■ **Written problem**: Go through the material below and copy each line where the word "PERSONA" appears.

═══ Extracted material ═══

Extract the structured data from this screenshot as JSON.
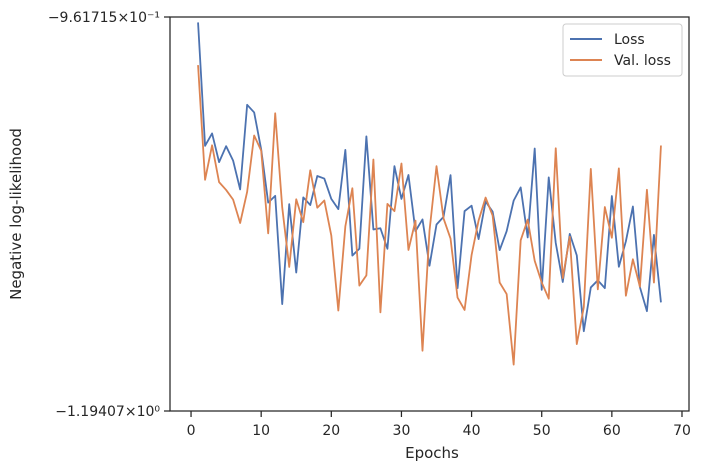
{
  "chart_data": {
    "type": "line",
    "xlabel": "Epochs",
    "ylabel": "Negative log-likelihood",
    "xlim": [
      -3,
      71
    ],
    "ylim": [
      -1.19407,
      -0.961715
    ],
    "y_scale": "symlog",
    "xticks": [
      0,
      10,
      20,
      30,
      40,
      50,
      60,
      70
    ],
    "xtick_labels": [
      "0",
      "10",
      "20",
      "30",
      "40",
      "50",
      "60",
      "70"
    ],
    "ytick_labels": {
      "top": "−9.61715×10⁻¹",
      "bottom": "−1.19407×10⁰"
    },
    "legend": {
      "placement": "top-right"
    },
    "grid": false,
    "x": [
      1,
      2,
      3,
      4,
      5,
      6,
      7,
      8,
      9,
      10,
      11,
      12,
      13,
      14,
      15,
      16,
      17,
      18,
      19,
      20,
      21,
      22,
      23,
      24,
      25,
      26,
      27,
      28,
      29,
      30,
      31,
      32,
      33,
      34,
      35,
      36,
      37,
      38,
      39,
      40,
      41,
      42,
      43,
      44,
      45,
      46,
      47,
      48,
      49,
      50,
      51,
      52,
      53,
      54,
      55,
      56,
      57,
      58,
      59,
      60,
      61,
      62,
      63,
      64,
      65,
      66,
      67
    ],
    "series": [
      {
        "name": "Loss",
        "color": "#4c72b0",
        "values": [
          -0.9649,
          -1.0377,
          -1.0304,
          -1.0473,
          -1.0379,
          -1.0464,
          -1.0634,
          -1.0135,
          -1.018,
          -1.0398,
          -1.0712,
          -1.0672,
          -1.131,
          -1.0721,
          -1.1124,
          -1.0681,
          -1.0726,
          -1.0555,
          -1.057,
          -1.069,
          -1.075,
          -1.0401,
          -1.1024,
          -1.0984,
          -1.0321,
          -1.087,
          -1.0863,
          -1.0984,
          -1.0497,
          -1.069,
          -1.0549,
          -1.088,
          -1.0811,
          -1.1084,
          -1.0841,
          -1.0796,
          -1.055,
          -1.1216,
          -1.0762,
          -1.073,
          -1.0927,
          -1.0705,
          -1.0765,
          -1.0992,
          -1.088,
          -1.07,
          -1.0622,
          -1.0917,
          -1.0393,
          -1.1226,
          -1.0563,
          -1.095,
          -1.118,
          -1.0896,
          -1.1023,
          -1.147,
          -1.1212,
          -1.117,
          -1.1216,
          -1.0673,
          -1.109,
          -1.094,
          -1.0735,
          -1.121,
          -1.1352,
          -1.0902,
          -1.13
        ]
      },
      {
        "name": "Val. loss",
        "color": "#dd8452",
        "values": [
          -0.9901,
          -1.0577,
          -1.0374,
          -1.0591,
          -1.0637,
          -1.0694,
          -1.0832,
          -1.0648,
          -1.0316,
          -1.0405,
          -1.0893,
          -1.0185,
          -1.074,
          -1.1091,
          -1.0692,
          -1.0827,
          -1.0521,
          -1.0742,
          -1.0699,
          -1.0906,
          -1.1348,
          -1.0852,
          -1.0627,
          -1.1201,
          -1.1141,
          -1.0458,
          -1.1359,
          -1.0719,
          -1.0762,
          -1.0481,
          -1.0991,
          -1.0818,
          -1.1585,
          -1.0878,
          -1.0497,
          -1.0805,
          -1.0924,
          -1.1272,
          -1.1345,
          -1.1021,
          -1.0817,
          -1.0682,
          -1.0788,
          -1.1183,
          -1.1251,
          -1.1667,
          -1.0934,
          -1.0812,
          -1.1055,
          -1.1183,
          -1.1278,
          -1.0391,
          -1.1157,
          -1.0913,
          -1.1546,
          -1.1328,
          -1.0513,
          -1.1223,
          -1.0738,
          -1.0919,
          -1.051,
          -1.1261,
          -1.1046,
          -1.1208,
          -1.0636,
          -1.1183,
          -1.0375
        ]
      }
    ]
  }
}
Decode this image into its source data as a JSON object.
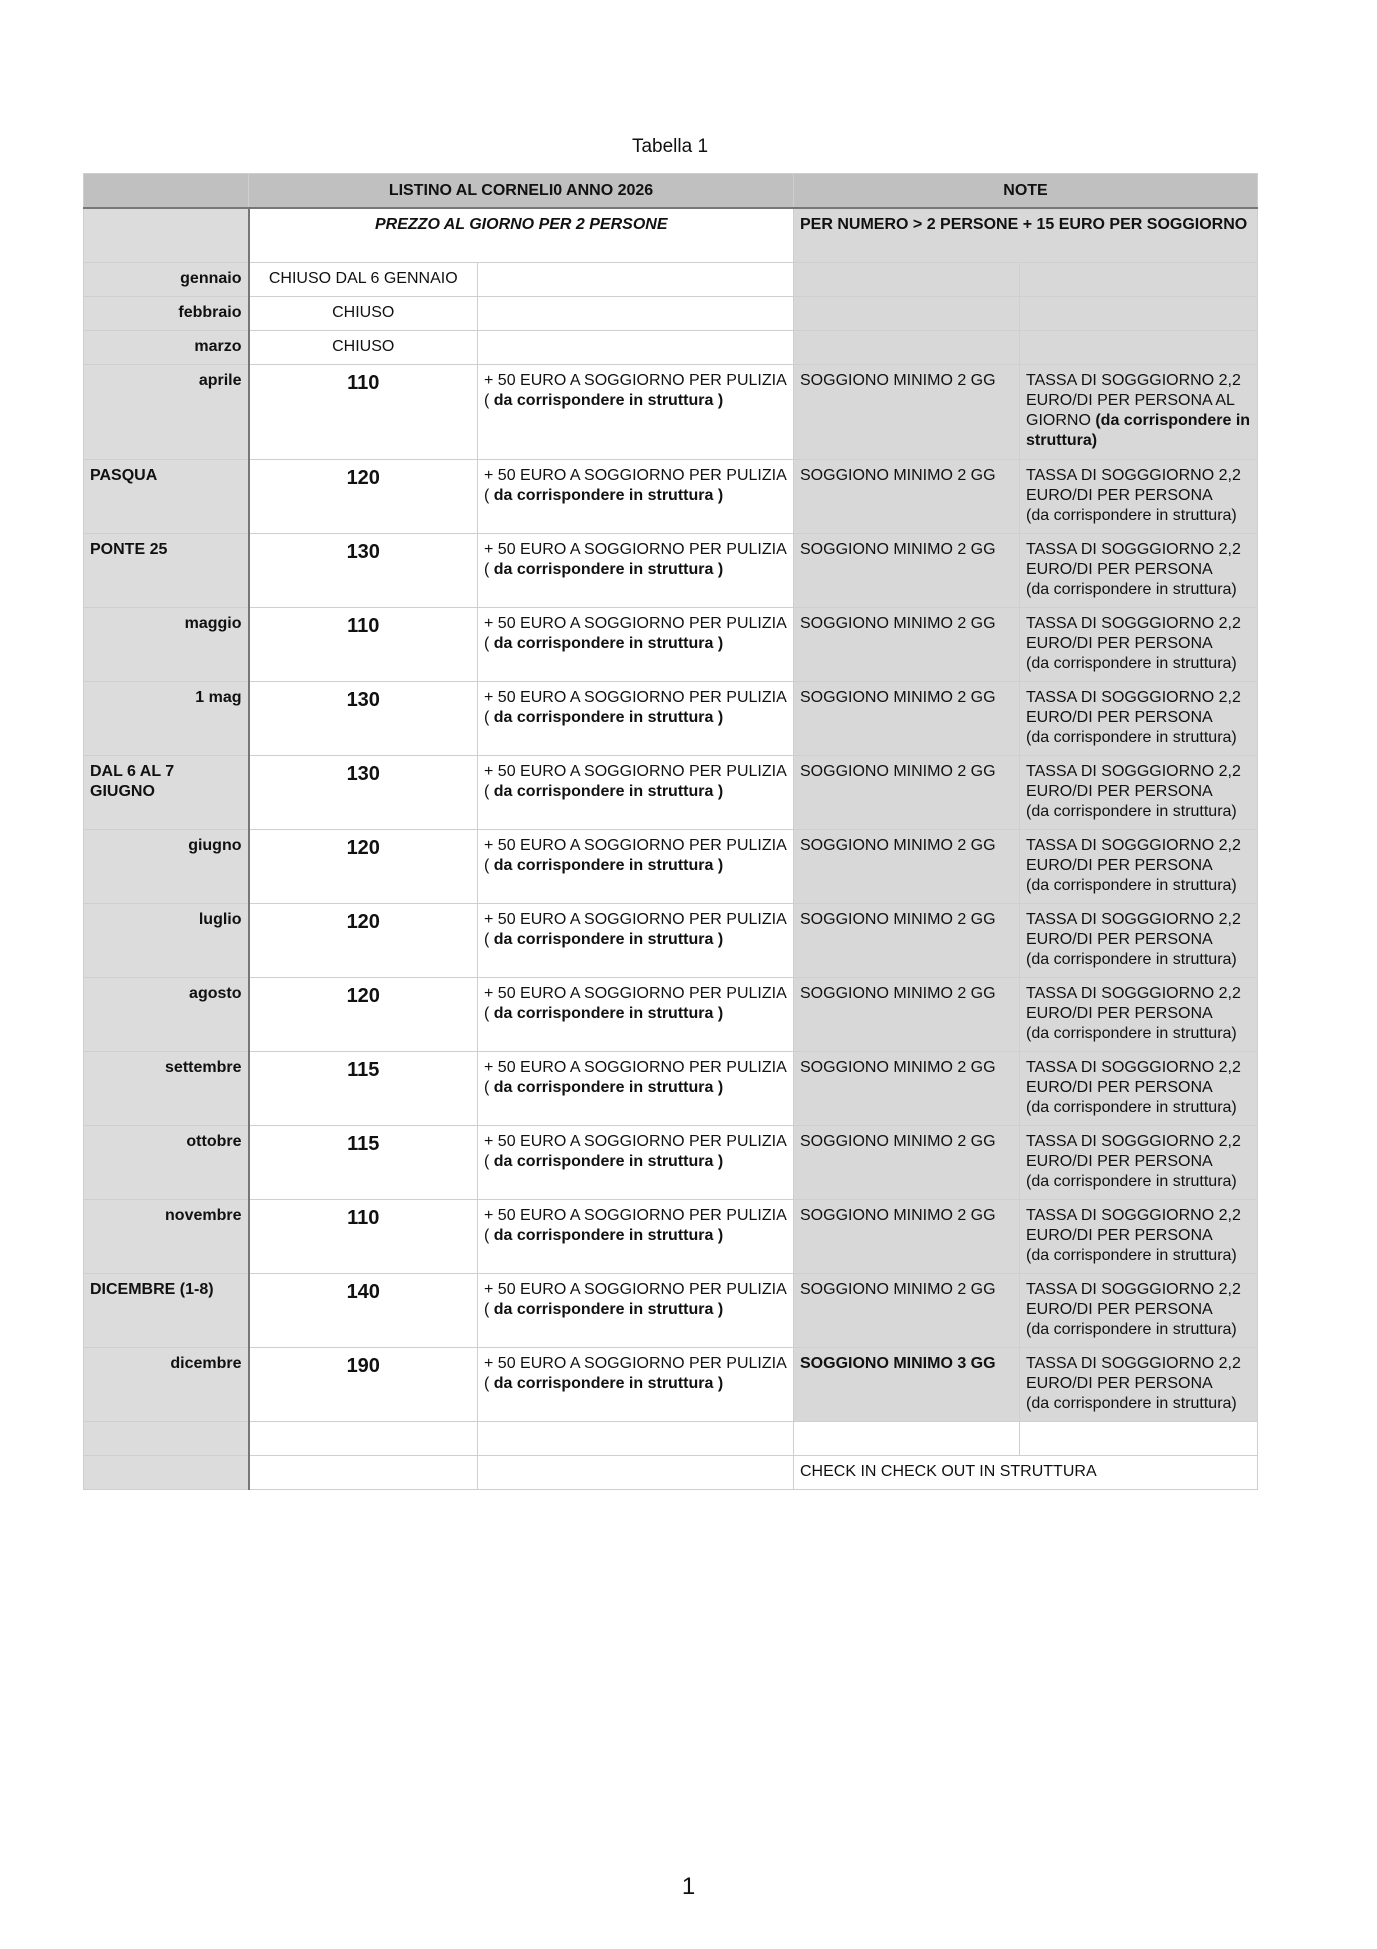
{
  "title": "Tabella 1",
  "header": {
    "listino": "LISTINO AL CORNELI0 ANNO 2026",
    "note": "NOTE"
  },
  "subheader": {
    "prezzo": "PREZZO AL GIORNO PER 2 PERSONE",
    "note": "PER NUMERO > 2 PERSONE + 15 EURO PER SOGGIORNO"
  },
  "closed_rows": [
    {
      "label": "gennaio",
      "value": "CHIUSO DAL 6 GENNAIO"
    },
    {
      "label": "febbraio",
      "value": "CHIUSO"
    },
    {
      "label": "marzo",
      "value": "CHIUSO"
    }
  ],
  "extra_a": "+ 50 EURO A SOGGIORNO PER PULIZIA  ( ",
  "extra_b": "da corrispondere in struttura )",
  "tax_a": "TASSA DI SOGGGIORNO 2,2 EURO/DI PER PERSONA",
  "tax_b": "(da corrispondere in struttura)",
  "tax_first_a": "TASSA DI SOGGGIORNO 2,2 EURO/DI PER PERSONA AL GIORNO  ",
  "tax_first_b": "(da corrispondere in struttura)",
  "rows": [
    {
      "label": "aprile",
      "price": "110",
      "min": "SOGGIONO MINIMO 2 GG"
    },
    {
      "label": "PASQUA",
      "price": "120",
      "min": "SOGGIONO MINIMO 2 GG"
    },
    {
      "label": "PONTE 25",
      "price": "130",
      "min": "SOGGIONO MINIMO 2 GG"
    },
    {
      "label": "maggio",
      "price": "110",
      "min": "SOGGIONO MINIMO 2 GG"
    },
    {
      "label": "1 mag",
      "price": "130",
      "min": "SOGGIONO MINIMO 2 GG"
    },
    {
      "label": "DAL 6 AL 7 GIUGNO",
      "price": "130",
      "min": "SOGGIONO MINIMO 2 GG"
    },
    {
      "label": "giugno",
      "price": "120",
      "min": "SOGGIONO MINIMO 2 GG"
    },
    {
      "label": "luglio",
      "price": "120",
      "min": "SOGGIONO MINIMO 2 GG"
    },
    {
      "label": "agosto",
      "price": "120",
      "min": "SOGGIONO MINIMO 2 GG"
    },
    {
      "label": "settembre",
      "price": "115",
      "min": "SOGGIONO MINIMO 2 GG"
    },
    {
      "label": "ottobre",
      "price": "115",
      "min": "SOGGIONO MINIMO 2 GG"
    },
    {
      "label": "novembre",
      "price": "110",
      "min": "SOGGIONO MINIMO 2 GG"
    },
    {
      "label": "DICEMBRE (1-8)",
      "price": "140",
      "min": "SOGGIONO MINIMO 2 GG"
    },
    {
      "label": "dicembre",
      "price": "190",
      "min": "SOGGIONO MINIMO 3 GG"
    }
  ],
  "footer_note": "CHECK IN CHECK OUT IN STRUTTURA",
  "page_number": "1"
}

═══

■ **Answer to this problem**:
  "tax_a": "TASSA DI SOGGGIORNO 2,2 EURO/DI PER PERSONA",
  "tax_first_a": "TASSA DI SOGGGIORNO 2,2 EURO/DI PER PERSONA AL GIORNO  ",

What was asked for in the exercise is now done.